--- Given data ---
━━━━━━━━━━━━━━━━

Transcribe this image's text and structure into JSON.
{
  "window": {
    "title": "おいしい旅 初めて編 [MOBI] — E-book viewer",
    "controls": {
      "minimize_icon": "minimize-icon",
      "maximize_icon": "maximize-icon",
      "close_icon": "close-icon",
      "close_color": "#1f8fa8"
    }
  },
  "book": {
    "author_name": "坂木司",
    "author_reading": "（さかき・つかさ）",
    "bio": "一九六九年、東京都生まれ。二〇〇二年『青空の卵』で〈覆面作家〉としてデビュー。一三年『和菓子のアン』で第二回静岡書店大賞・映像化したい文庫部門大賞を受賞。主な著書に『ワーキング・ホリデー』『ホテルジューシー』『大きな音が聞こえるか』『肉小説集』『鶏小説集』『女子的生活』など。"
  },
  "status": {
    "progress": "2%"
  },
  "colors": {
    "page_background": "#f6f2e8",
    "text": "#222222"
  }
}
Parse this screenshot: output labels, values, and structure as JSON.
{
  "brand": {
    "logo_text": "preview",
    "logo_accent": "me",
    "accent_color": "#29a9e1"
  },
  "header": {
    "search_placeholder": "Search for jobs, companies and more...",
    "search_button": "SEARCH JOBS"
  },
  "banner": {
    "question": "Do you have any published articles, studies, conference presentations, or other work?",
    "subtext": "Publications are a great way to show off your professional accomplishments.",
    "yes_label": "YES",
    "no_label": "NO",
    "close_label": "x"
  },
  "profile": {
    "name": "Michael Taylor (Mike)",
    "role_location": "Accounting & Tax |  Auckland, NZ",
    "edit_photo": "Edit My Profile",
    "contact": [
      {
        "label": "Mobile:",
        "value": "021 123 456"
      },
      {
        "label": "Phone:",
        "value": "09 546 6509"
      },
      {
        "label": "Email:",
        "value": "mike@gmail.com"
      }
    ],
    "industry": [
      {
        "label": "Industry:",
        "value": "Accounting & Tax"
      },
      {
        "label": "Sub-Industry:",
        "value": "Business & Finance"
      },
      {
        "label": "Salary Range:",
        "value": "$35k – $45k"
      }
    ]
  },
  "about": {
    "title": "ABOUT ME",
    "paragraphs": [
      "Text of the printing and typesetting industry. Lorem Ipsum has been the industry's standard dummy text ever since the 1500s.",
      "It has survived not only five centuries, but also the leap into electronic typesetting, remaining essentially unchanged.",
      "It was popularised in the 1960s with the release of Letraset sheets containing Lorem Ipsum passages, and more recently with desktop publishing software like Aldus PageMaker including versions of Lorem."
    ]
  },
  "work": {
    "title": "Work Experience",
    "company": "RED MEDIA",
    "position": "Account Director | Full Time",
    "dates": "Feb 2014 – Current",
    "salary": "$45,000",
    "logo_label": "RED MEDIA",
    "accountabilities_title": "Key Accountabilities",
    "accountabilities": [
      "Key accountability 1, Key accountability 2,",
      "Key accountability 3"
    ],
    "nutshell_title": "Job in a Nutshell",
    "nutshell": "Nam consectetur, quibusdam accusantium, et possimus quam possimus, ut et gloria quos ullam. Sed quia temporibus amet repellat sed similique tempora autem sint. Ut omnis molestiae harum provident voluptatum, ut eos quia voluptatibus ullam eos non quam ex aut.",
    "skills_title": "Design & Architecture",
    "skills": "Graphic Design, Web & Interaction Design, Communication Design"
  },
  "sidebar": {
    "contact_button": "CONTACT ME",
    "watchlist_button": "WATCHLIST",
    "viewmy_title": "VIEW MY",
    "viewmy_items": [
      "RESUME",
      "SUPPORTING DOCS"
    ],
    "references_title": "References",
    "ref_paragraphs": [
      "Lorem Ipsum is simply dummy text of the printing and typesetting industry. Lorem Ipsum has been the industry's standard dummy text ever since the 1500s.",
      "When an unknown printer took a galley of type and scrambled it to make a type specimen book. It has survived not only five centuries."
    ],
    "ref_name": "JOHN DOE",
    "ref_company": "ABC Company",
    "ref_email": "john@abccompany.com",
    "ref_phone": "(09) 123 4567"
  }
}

━━━━━━━━━━━━━━━━

--- Exercise objective ---
Restate each record word for word.

--- Finished answer ---
Transcribe this image's text and structure into JSON.
{
  "window": {
    "title": "おいしい旅 初めて編 [MOBI] — E-book viewer",
    "controls": {
      "minimize_icon": "minimize-icon",
      "maximize_icon": "maximize-icon",
      "close_icon": "close-icon",
      "close_color": "#1f8fa8"
    }
  },
  "book": {
    "author_name": "坂木司",
    "author_reading": "（さかき・つかさ）",
    "bio": "一九六九年、東京都生まれ。二〇〇二年『青空の卵』で〈覆面作家〉としてデビュー。一三年『和菓子のアン』で第二回静岡書店大賞・映像化したい文庫部門大賞を受賞。主な著書に『ワーキング・ホリデー』『ホテルジューシー』『大きな音が聞こえるか』『肉小説集』『鶏小説集』『女子的生活』など。"
  },
  "status": {
    "progress": "2%"
  },
  "colors": {
    "page_background": "#f6f2e8",
    "text": "#222222"
  }
}
Parse this screenshot: output labels, values, and structure as JSON.
{
  "brand": {
    "logo_text": "preview",
    "logo_accent": "me",
    "accent_color": "#29a9e1"
  },
  "header": {
    "search_placeholder": "Search for jobs, companies and more...",
    "search_button": "SEARCH JOBS"
  },
  "banner": {
    "question": "Do you have any published articles, studies, conference presentations, or other work?",
    "subtext": "Publications are a great way to show off your professional accomplishments.",
    "yes_label": "YES",
    "no_label": "NO",
    "close_label": "x"
  },
  "profile": {
    "name": "Michael Taylor (Mike)",
    "role_location": "Accounting & Tax |  Auckland, NZ",
    "edit_photo": "Edit My Profile",
    "contact": [
      {
        "label": "Mobile:",
        "value": "021 123 456"
      },
      {
        "label": "Phone:",
        "value": "09 546 6509"
      },
      {
        "label": "Email:",
        "value": "mike@gmail.com"
      }
    ],
    "industry": [
      {
        "label": "Industry:",
        "value": "Accounting & Tax"
      },
      {
        "label": "Sub-Industry:",
        "value": "Business & Finance"
      },
      {
        "label": "Salary Range:",
        "value": "$35k – $45k"
      }
    ]
  },
  "about": {
    "title": "ABOUT ME",
    "paragraphs": [
      "Text of the printing and typesetting industry. Lorem Ipsum has been the industry's standard dummy text ever since the 1500s.",
      "It has survived not only five centuries, but also the leap into electronic typesetting, remaining essentially unchanged.",
      "It was popularised in the 1960s with the release of Letraset sheets containing Lorem Ipsum passages, and more recently with desktop publishing software like Aldus PageMaker including versions of Lorem."
    ]
  },
  "work": {
    "title": "Work Experience",
    "company": "RED MEDIA",
    "position": "Account Director | Full Time",
    "dates": "Feb 2014 – Current",
    "salary": "$45,000",
    "logo_label": "RED MEDIA",
    "accountabilities_title": "Key Accountabilities",
    "accountabilities": [
      "Key accountability 1, Key accountability 2,",
      "Key accountability 3"
    ],
    "nutshell_title": "Job in a Nutshell",
    "nutshell": "Nam consectetur, quibusdam accusantium, et possimus quam possimus, ut et gloria quos ullam. Sed quia temporibus amet repellat sed similique tempora autem sint. Ut omnis molestiae harum provident voluptatum, ut eos quia voluptatibus ullam eos non quam ex aut.",
    "skills_title": "Design & Architecture",
    "skills": "Graphic Design, Web & Interaction Design, Communication Design"
  },
  "sidebar": {
    "contact_button": "CONTACT ME",
    "watchlist_button": "WATCHLIST",
    "viewmy_title": "VIEW MY",
    "viewmy_items": [
      "RESUME",
      "SUPPORTING DOCS"
    ],
    "references_title": "References",
    "ref_paragraphs": [
      "Lorem Ipsum is simply dummy text of the printing and typesetting industry. Lorem Ipsum has been the industry's standard dummy text ever since the 1500s.",
      "When an unknown printer took a galley of type and scrambled it to make a type specimen book. It has survived not only five centuries."
    ],
    "ref_name": "JOHN DOE",
    "ref_company": "ABC Company",
    "ref_email": "john@abccompany.com",
    "ref_phone": "(09) 123 4567"
  }
}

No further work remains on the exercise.